--- START OF Given data ---
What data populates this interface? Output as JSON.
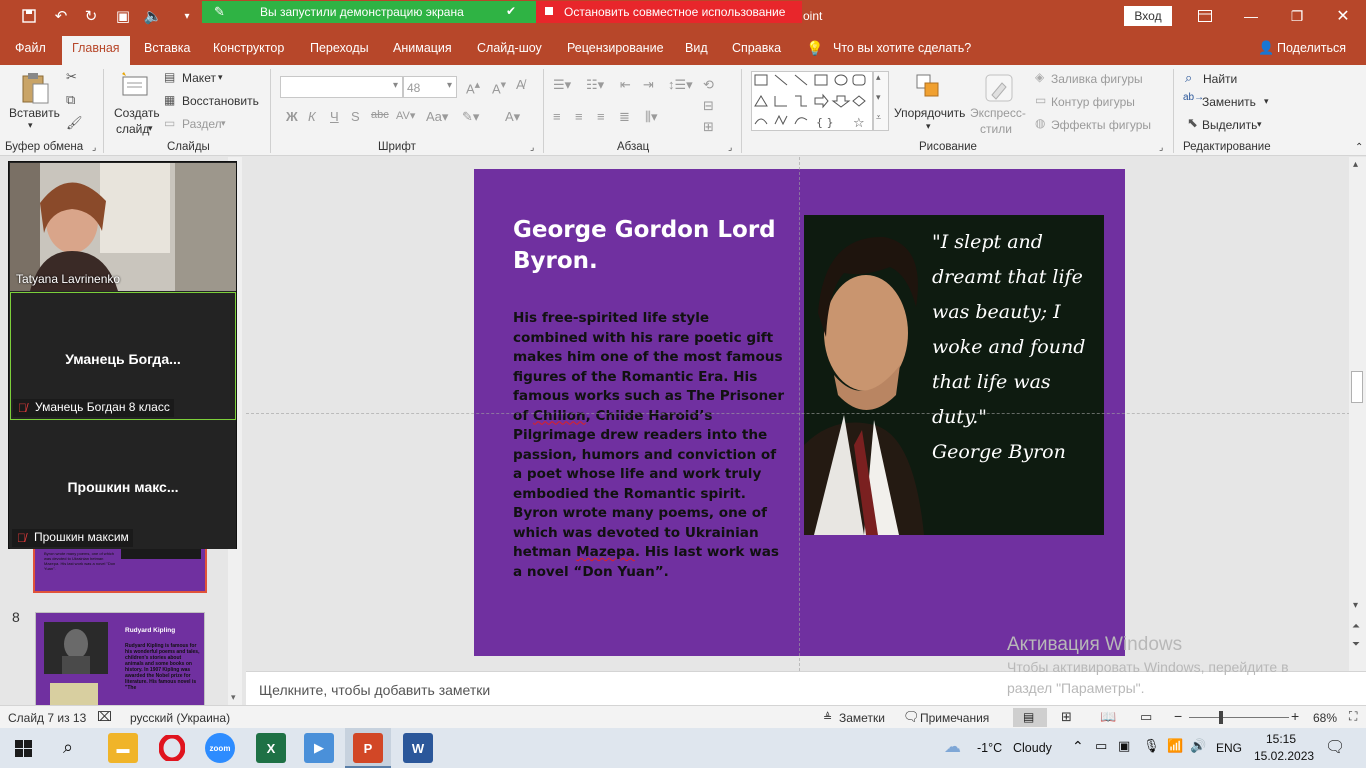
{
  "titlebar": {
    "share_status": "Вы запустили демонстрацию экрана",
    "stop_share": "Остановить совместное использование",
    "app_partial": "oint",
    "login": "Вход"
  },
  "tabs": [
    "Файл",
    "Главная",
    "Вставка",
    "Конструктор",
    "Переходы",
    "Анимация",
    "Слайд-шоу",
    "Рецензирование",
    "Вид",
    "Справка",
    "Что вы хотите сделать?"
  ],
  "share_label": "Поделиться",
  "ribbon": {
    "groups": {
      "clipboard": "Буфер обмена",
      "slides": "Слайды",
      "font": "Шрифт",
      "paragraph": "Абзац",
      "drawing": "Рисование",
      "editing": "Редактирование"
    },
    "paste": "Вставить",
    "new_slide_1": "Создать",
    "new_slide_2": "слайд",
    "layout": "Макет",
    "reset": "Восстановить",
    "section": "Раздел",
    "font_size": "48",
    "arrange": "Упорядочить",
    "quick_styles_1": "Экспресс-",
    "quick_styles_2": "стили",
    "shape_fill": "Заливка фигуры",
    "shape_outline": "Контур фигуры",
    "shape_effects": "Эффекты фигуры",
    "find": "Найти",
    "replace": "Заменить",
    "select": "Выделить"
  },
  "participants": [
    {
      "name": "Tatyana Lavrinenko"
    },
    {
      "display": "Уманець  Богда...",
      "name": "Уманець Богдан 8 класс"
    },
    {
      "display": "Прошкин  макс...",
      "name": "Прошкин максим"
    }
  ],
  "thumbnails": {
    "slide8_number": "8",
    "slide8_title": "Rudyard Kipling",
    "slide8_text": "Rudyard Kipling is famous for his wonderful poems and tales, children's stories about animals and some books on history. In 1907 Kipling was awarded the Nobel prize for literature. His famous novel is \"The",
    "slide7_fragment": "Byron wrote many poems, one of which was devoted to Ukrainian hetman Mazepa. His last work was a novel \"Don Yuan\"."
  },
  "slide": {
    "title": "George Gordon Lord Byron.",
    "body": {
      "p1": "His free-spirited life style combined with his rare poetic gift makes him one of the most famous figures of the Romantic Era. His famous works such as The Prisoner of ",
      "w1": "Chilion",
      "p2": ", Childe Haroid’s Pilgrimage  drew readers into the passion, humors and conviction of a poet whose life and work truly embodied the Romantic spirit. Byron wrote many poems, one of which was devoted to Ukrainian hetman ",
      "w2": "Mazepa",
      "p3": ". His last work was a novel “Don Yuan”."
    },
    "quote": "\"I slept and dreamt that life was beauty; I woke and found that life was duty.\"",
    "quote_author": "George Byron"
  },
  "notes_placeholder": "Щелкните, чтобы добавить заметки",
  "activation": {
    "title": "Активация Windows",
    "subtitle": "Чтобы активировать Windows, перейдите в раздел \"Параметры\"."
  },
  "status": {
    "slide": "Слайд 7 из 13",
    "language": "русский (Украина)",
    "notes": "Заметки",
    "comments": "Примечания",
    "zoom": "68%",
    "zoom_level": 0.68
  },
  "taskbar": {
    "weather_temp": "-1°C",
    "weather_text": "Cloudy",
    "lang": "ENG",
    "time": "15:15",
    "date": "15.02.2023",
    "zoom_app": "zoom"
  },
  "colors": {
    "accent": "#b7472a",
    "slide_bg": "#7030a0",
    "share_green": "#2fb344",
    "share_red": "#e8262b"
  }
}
--- END OF Given data ---
Using the data above, print every line exactly, omitting pictures.

What data populates this interface? Output as JSON.
{
  "titlebar": {
    "share_status": "Вы запустили демонстрацию экрана",
    "stop_share": "Остановить совместное использование",
    "app_partial": "oint",
    "login": "Вход"
  },
  "tabs": [
    "Файл",
    "Главная",
    "Вставка",
    "Конструктор",
    "Переходы",
    "Анимация",
    "Слайд-шоу",
    "Рецензирование",
    "Вид",
    "Справка",
    "Что вы хотите сделать?"
  ],
  "share_label": "Поделиться",
  "ribbon": {
    "groups": {
      "clipboard": "Буфер обмена",
      "slides": "Слайды",
      "font": "Шрифт",
      "paragraph": "Абзац",
      "drawing": "Рисование",
      "editing": "Редактирование"
    },
    "paste": "Вставить",
    "new_slide_1": "Создать",
    "new_slide_2": "слайд",
    "layout": "Макет",
    "reset": "Восстановить",
    "section": "Раздел",
    "font_size": "48",
    "arrange": "Упорядочить",
    "quick_styles_1": "Экспресс-",
    "quick_styles_2": "стили",
    "shape_fill": "Заливка фигуры",
    "shape_outline": "Контур фигуры",
    "shape_effects": "Эффекты фигуры",
    "find": "Найти",
    "replace": "Заменить",
    "select": "Выделить"
  },
  "participants": [
    {
      "name": "Tatyana Lavrinenko"
    },
    {
      "display": "Уманець  Богда...",
      "name": "Уманець Богдан 8 класс"
    },
    {
      "display": "Прошкин  макс...",
      "name": "Прошкин максим"
    }
  ],
  "thumbnails": {
    "slide8_number": "8",
    "slide8_title": "Rudyard Kipling",
    "slide8_text": "Rudyard Kipling is famous for his wonderful poems and tales, children's stories about animals and some books on history. In 1907 Kipling was awarded the Nobel prize for literature. His famous novel is \"The",
    "slide7_fragment": "Byron wrote many poems, one of which was devoted to Ukrainian hetman Mazepa. His last work was a novel \"Don Yuan\"."
  },
  "slide": {
    "title": "George Gordon Lord Byron.",
    "body": {
      "p1": "His free-spirited life style combined with his rare poetic gift makes him one of the most famous figures of the Romantic Era. His famous works such as The Prisoner of ",
      "w1": "Chilion",
      "p2": ", Childe Haroid’s Pilgrimage  drew readers into the passion, humors and conviction of a poet whose life and work truly embodied the Romantic spirit. Byron wrote many poems, one of which was devoted to Ukrainian hetman ",
      "w2": "Mazepa",
      "p3": ". His last work was a novel “Don Yuan”."
    },
    "quote": "\"I slept and dreamt that life was beauty; I woke and found that life was duty.\"",
    "quote_author": "George Byron"
  },
  "notes_placeholder": "Щелкните, чтобы добавить заметки",
  "activation": {
    "title": "Активация Windows",
    "subtitle": "Чтобы активировать Windows, перейдите в раздел \"Параметры\"."
  },
  "status": {
    "slide": "Слайд 7 из 13",
    "language": "русский (Украина)",
    "notes": "Заметки",
    "comments": "Примечания",
    "zoom": "68%",
    "zoom_level": 0.68
  },
  "taskbar": {
    "weather_temp": "-1°C",
    "weather_text": "Cloudy",
    "lang": "ENG",
    "time": "15:15",
    "date": "15.02.2023",
    "zoom_app": "zoom"
  },
  "colors": {
    "accent": "#b7472a",
    "slide_bg": "#7030a0",
    "share_green": "#2fb344",
    "share_red": "#e8262b"
  }
}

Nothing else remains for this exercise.